— START Data —

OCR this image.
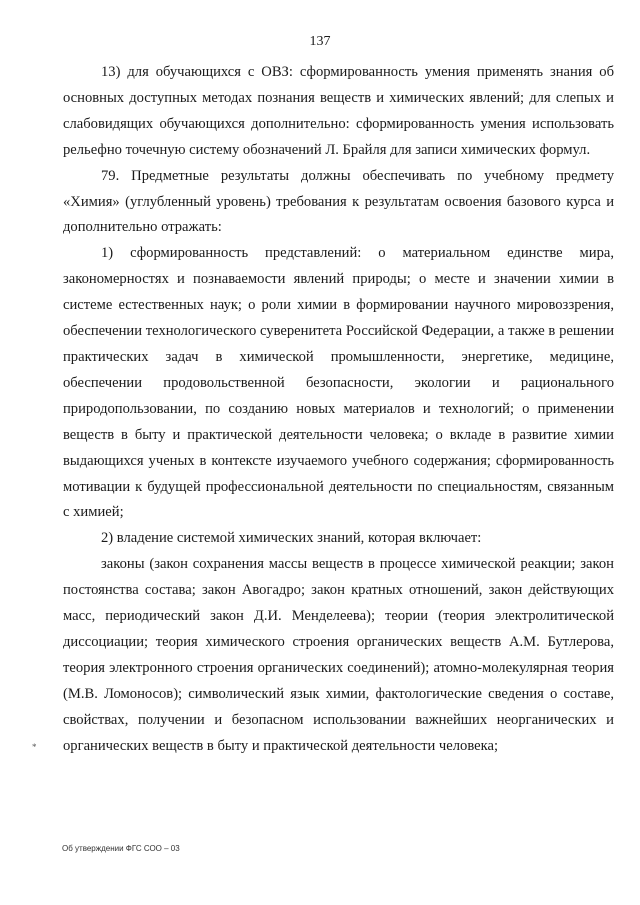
137

13) для обучающихся с ОВЗ: сформированность умения применять знания об основных доступных методах познания веществ и химических явлений; для слепых и слабовидящих обучающихся дополнительно: сформированность умения использовать рельефно точечную систему обозначений Л. Брайля для записи химических формул.

79. Предметные результаты должны обеспечивать по учебному предмету «Химия» (углубленный уровень) требования к результатам освоения базового курса и дополнительно отражать:

1) сформированность представлений: о материальном единстве мира, закономерностях и познаваемости явлений природы; о месте и значении химии в системе естественных наук; о роли химии в формировании научного мировоззрения, обеспечении технологического суверенитета Российской Федерации, а также в решении практических задач в химической промышленности, энергетике, медицине, обеспечении продовольственной безопасности, экологии и рационального природопользовании, по созданию новых материалов и технологий; о применении веществ в быту и практической деятельности человека; о вкладе в развитие химии выдающихся ученых в контексте изучаемого учебного содержания; сформированность мотивации к будущей профессиональной деятельности по специальностям, связанным с химией;

2) владение системой химических знаний, которая включает:

законы (закон сохранения массы веществ в процессе химической реакции; закон постоянства состава; закон Авогадро; закон кратных отношений, закон действующих масс, периодический закон Д.И. Менделеева); теории (теория электролитической диссоциации; теория химического строения органических веществ А.М. Бутлерова, теория электронного строения органических соединений); атомно-молекулярная теория (М.В. Ломоносов); символический язык химии, фактологические сведения о составе, свойствах, получении и безопасном использовании важнейших неорганических и органических веществ в быту и практической деятельности человека;

*
Об утверждении ФГС СОО – 03
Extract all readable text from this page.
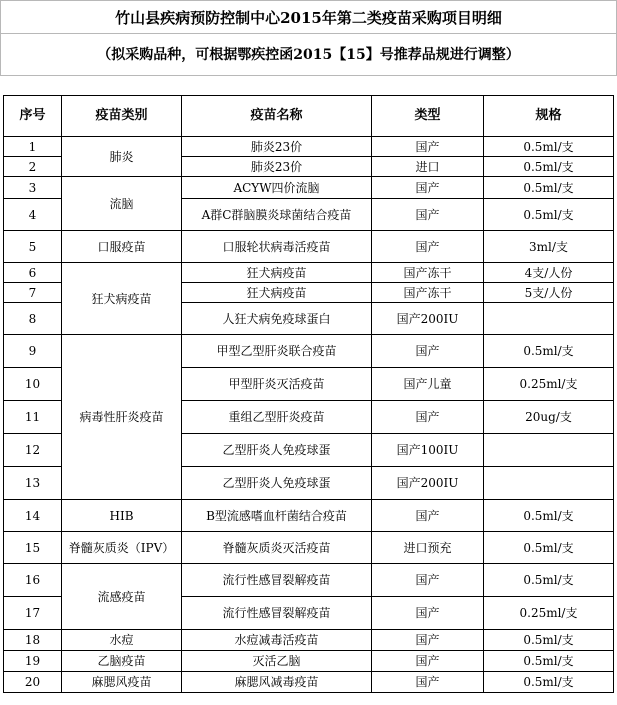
竹山县疾病预防控制中心2015年第二类疫苗采购项目明细
（拟采购品种，可根据鄂疾控函2015【15】号推荐品规进行调整）
序号	疫苗类别	疫苗名称	类型	规格
1	肺炎	肺炎23价	国产	0.5ml/支
2		肺炎23价	进口	0.5ml/支
3	流脑	ACYW四价流脑	国产	0.5ml/支
4		A群C群脑膜炎球菌结合疫苗	国产	0.5ml/支
5	口服疫苗	口服轮状病毒活疫苗	国产	3ml/支
6	狂犬病疫苗	狂犬病疫苗	国产冻干	4支/人份
7		狂犬病疫苗	国产冻干	5支/人份
8		人狂犬病免疫球蛋白	国产200IU	
9	病毒性肝炎疫苗	甲型乙型肝炎联合疫苗	国产	0.5ml/支
10		甲型肝炎灭活疫苗	国产儿童	0.25ml/支
11		重组乙型肝炎疫苗	国产	20ug/支
12		乙型肝炎人免疫球蛋	国产100IU	
13		乙型肝炎人免疫球蛋	国产200IU	
14	HIB	B型流感嗜血杆菌结合疫苗	国产	0.5ml/支
15	脊髓灰质炎（IPV）	脊髓灰质炎灭活疫苗	进口预充	0.5ml/支
16	流感疫苗	流行性感冒裂解疫苗	国产	0.5ml/支
17		流行性感冒裂解疫苗	国产	0.25ml/支
18	水痘	水痘减毒活疫苗	国产	0.5ml/支
19	乙脑疫苗	灭活乙脑	国产	0.5ml/支
20	麻腮风疫苗	麻腮风减毒疫苗	国产	0.5ml/支
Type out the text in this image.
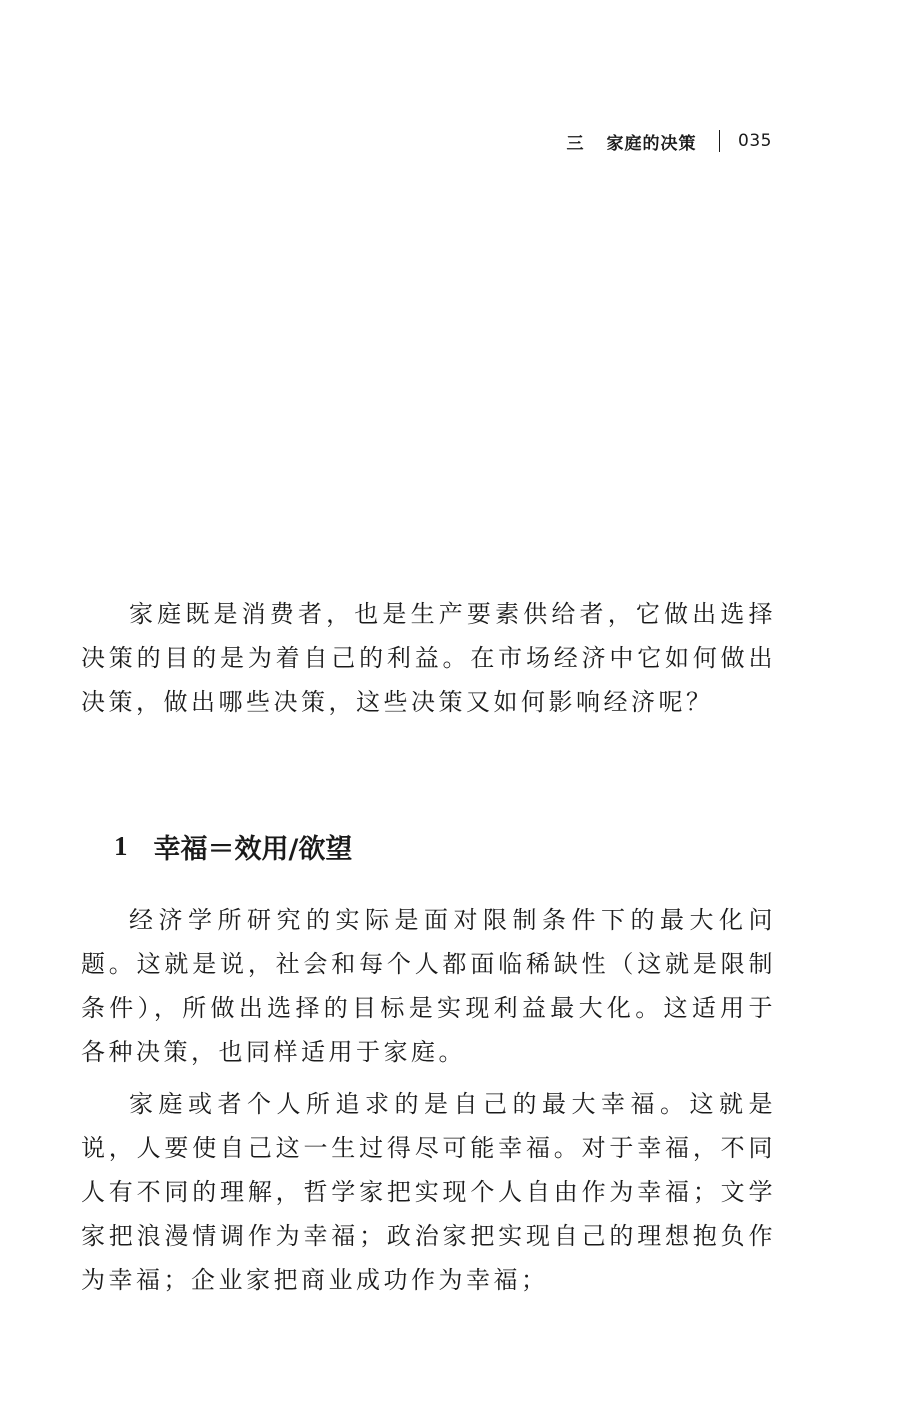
三 家庭的决策 035

家庭既是消费者，也是生产要素供给者，它做出选择决策的目的是为着自己的利益。在市场经济中它如何做出决策，做出哪些决策，这些决策又如何影响经济呢？

1 幸福＝效用/欲望

经济学所研究的实际是面对限制条件下的最大化问题。这就是说，社会和每个人都面临稀缺性（这就是限制条件），所做出选择的目标是实现利益最大化。这适用于各种决策，也同样适用于家庭。

家庭或者个人所追求的是自己的最大幸福。这就是说，人要使自己这一生过得尽可能幸福。对于幸福，不同人有不同的理解，哲学家把实现个人自由作为幸福；文学家把浪漫情调作为幸福；政治家把实现自己的理想抱负作为幸福；企业家把商业成功作为幸福；
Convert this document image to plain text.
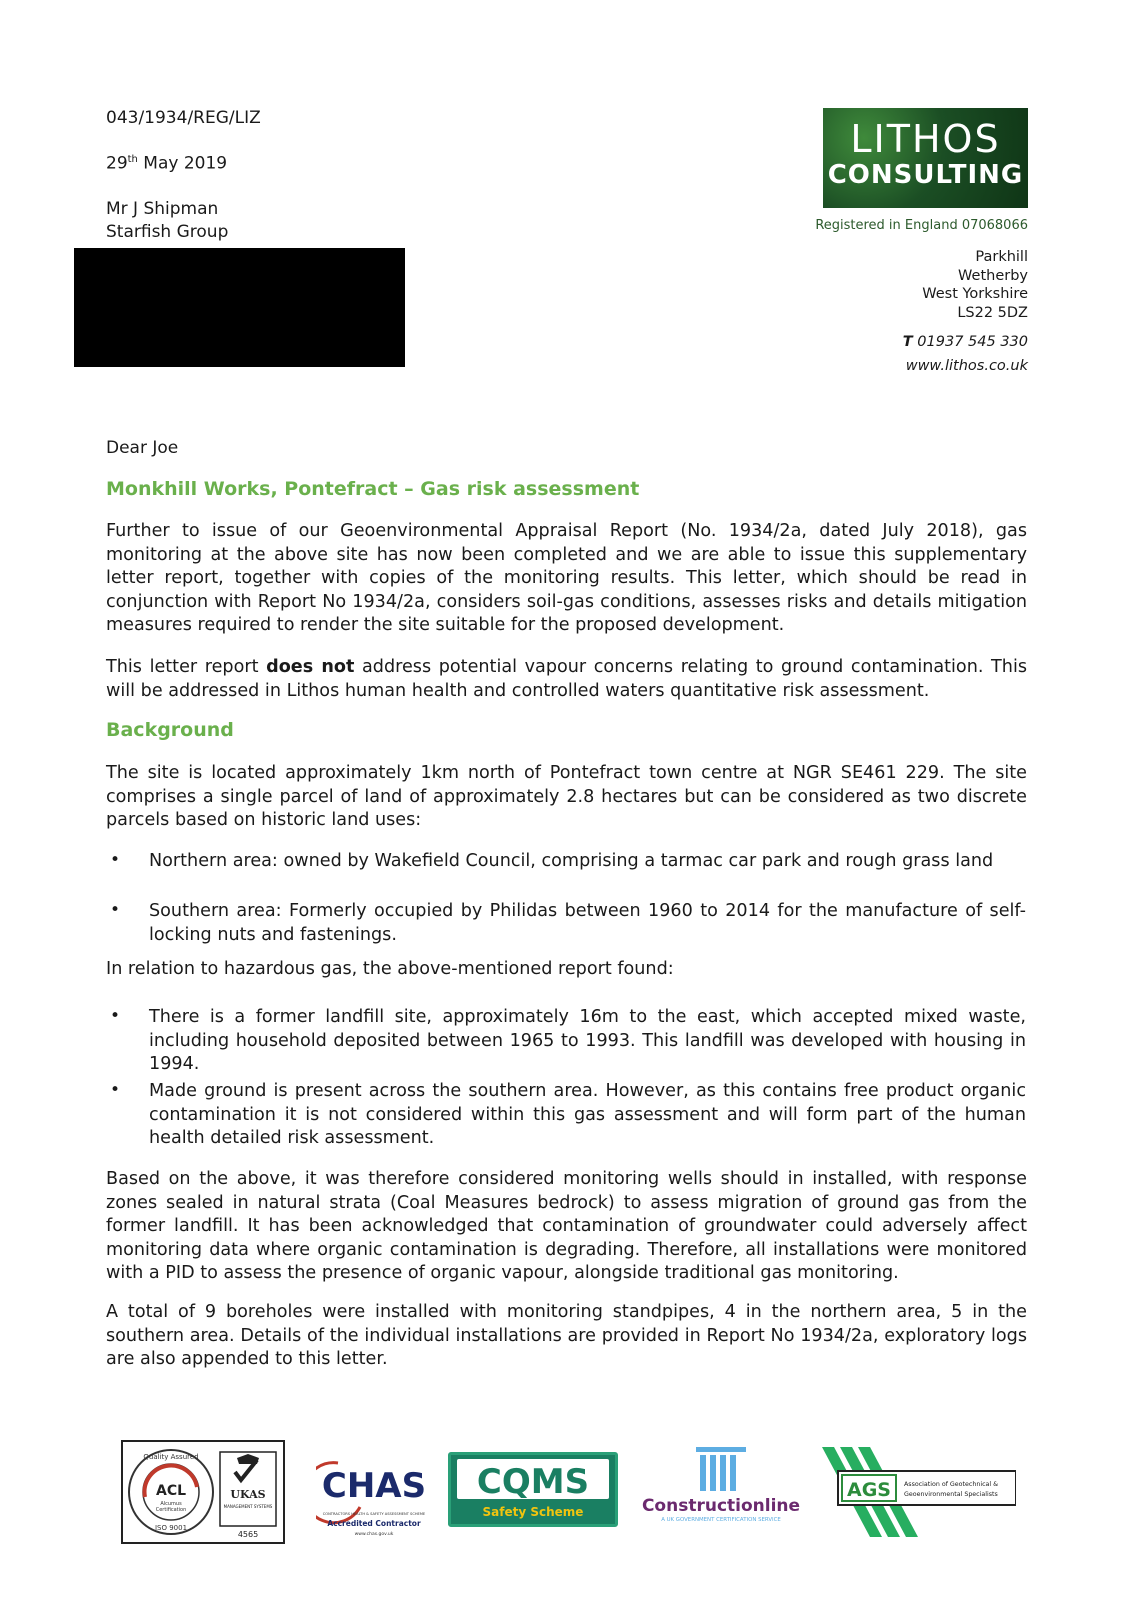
043/1934/REG/LIZ
29th May 2019
Mr J Shipman
Starfish Group
LITHOS
CONSULTING
Registered in England 07068066
Parkhill
Wetherby
West Yorkshire
LS22 5DZ
T 01937 545 330
www.lithos.co.uk
Dear Joe
Monkhill Works, Pontefract – Gas risk assessment
Further to issue of our Geoenvironmental Appraisal Report (No. 1934/2a, dated July 2018), gas monitoring at the above site has now been completed and we are able to issue this supplementary letter report, together with copies of the monitoring results. This letter, which should be read in conjunction with Report No 1934/2a, considers soil-gas conditions, assesses risks and details mitigation measures required to render the site suitable for the proposed development.
This letter report does not address potential vapour concerns relating to ground contamination. This will be addressed in Lithos human health and controlled waters quantitative risk assessment.
Background
The site is located approximately 1km north of Pontefract town centre at NGR SE461 229. The site comprises a single parcel of land of approximately 2.8 hectares but can be considered as two discrete parcels based on historic land uses:
• Northern area: owned by Wakefield Council, comprising a tarmac car park and rough grass land
• Southern area: Formerly occupied by Philidas between 1960 to 2014 for the manufacture of self-locking nuts and fastenings.
In relation to hazardous gas, the above-mentioned report found:
• There is a former landfill site, approximately 16m to the east, which accepted mixed waste, including household deposited between 1965 to 1993. This landfill was developed with housing in 1994.
• Made ground is present across the southern area. However, as this contains free product organic contamination it is not considered within this gas assessment and will form part of the human health detailed risk assessment.
Based on the above, it was therefore considered monitoring wells should in installed, with response zones sealed in natural strata (Coal Measures bedrock) to assess migration of ground gas from the former landfill. It has been acknowledged that contamination of groundwater could adversely affect monitoring data where organic contamination is degrading. Therefore, all installations were monitored with a PID to assess the presence of organic vapour, alongside traditional gas monitoring.
A total of 9 boreholes were installed with monitoring standpipes, 4 in the northern area, 5 in the southern area. Details of the individual installations are provided in Report No 1934/2a, exploratory logs are also appended to this letter.
ACL
Alcumus
Certification
Quality Assured
ISO 9001
UKAS
MANAGEMENT SYSTEMS
4565
CHAS
CONTRACTORS HEALTH & SAFETY ASSESSMENT SCHEME
Accredited Contractor
www.chas.gov.uk
CQMS
Safety Scheme	Constructionline
A UK GOVERNMENT CERTIFICATION SERVICE
AGS Association of Geotechnical &
Geoenvironmental Specialists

— END Data —

-- Given problem --
Pull out all lines from the listing that contain the string "流行性感冒裂解疫苗".

-- Result for this exercise --
16	流感疫苗	流行性感冒裂解疫苗	国产	0.5ml/支
17		流行性感冒裂解疫苗	国产	0.25ml/支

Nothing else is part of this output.